#### Aim
In the data below, change every "embodiment" to "version" and write the lines out again with nothing else altered. Leave out the pictures.

Extracted records:
————————

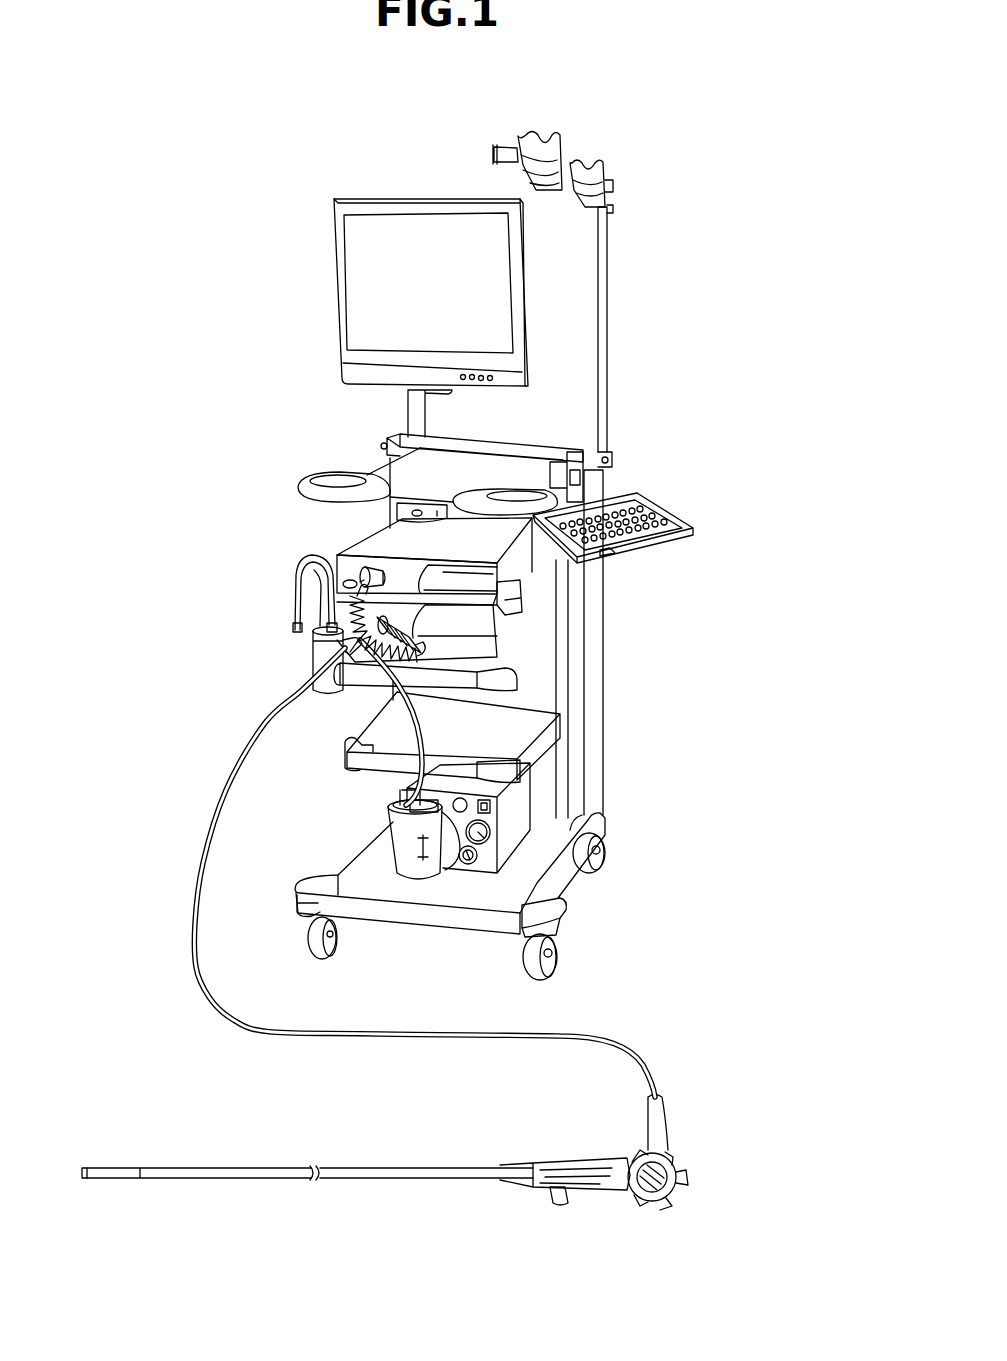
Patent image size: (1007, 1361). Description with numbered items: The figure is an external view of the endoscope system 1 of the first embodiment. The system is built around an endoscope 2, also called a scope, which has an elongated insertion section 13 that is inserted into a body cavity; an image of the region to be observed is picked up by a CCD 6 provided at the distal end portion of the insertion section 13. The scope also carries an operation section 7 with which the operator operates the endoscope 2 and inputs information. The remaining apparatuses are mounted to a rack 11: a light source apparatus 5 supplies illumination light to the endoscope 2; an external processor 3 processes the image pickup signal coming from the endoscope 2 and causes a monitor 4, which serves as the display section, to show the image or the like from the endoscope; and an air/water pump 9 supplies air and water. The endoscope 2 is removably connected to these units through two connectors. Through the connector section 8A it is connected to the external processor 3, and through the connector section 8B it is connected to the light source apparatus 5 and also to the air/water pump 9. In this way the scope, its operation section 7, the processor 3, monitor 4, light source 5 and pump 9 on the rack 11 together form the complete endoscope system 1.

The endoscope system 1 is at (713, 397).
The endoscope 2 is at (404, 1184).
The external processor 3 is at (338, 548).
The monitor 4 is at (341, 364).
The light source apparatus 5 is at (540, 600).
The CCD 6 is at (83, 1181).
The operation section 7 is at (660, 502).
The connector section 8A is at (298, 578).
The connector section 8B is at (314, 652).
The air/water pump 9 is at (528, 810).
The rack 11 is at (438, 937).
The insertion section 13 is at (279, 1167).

————————

#### Solution for this task
Patent image size: (1007, 1361). Description with numbered items: The figure is an external view of the endoscope system 1 of the first version. The system is built around an endoscope 2, also called a scope, which has an elongated insertion section 13 that is inserted into a body cavity; an image of the region to be observed is picked up by a CCD 6 provided at the distal end portion of the insertion section 13. The scope also carries an operation section 7 with which the operator operates the endoscope 2 and inputs information. The remaining apparatuses are mounted to a rack 11: a light source apparatus 5 supplies illumination light to the endoscope 2; an external processor 3 processes the image pickup signal coming from the endoscope 2 and causes a monitor 4, which serves as the display section, to show the image or the like from the endoscope; and an air/water pump 9 supplies air and water. The endoscope 2 is removably connected to these units through two connectors. Through the connector section 8A it is connected to the external processor 3, and through the connector section 8B it is connected to the light source apparatus 5 and also to the air/water pump 9. In this way the scope, its operation section 7, the processor 3, monitor 4, light source 5 and pump 9 on the rack 11 together form the complete endoscope system 1.

The endoscope system 1 is at (713, 397).
The endoscope 2 is at (404, 1184).
The external processor 3 is at (338, 548).
The monitor 4 is at (341, 364).
The light source apparatus 5 is at (540, 600).
The CCD 6 is at (83, 1181).
The operation section 7 is at (660, 502).
The connector section 8A is at (298, 578).
The connector section 8B is at (314, 652).
The air/water pump 9 is at (528, 810).
The rack 11 is at (438, 937).
The insertion section 13 is at (279, 1167).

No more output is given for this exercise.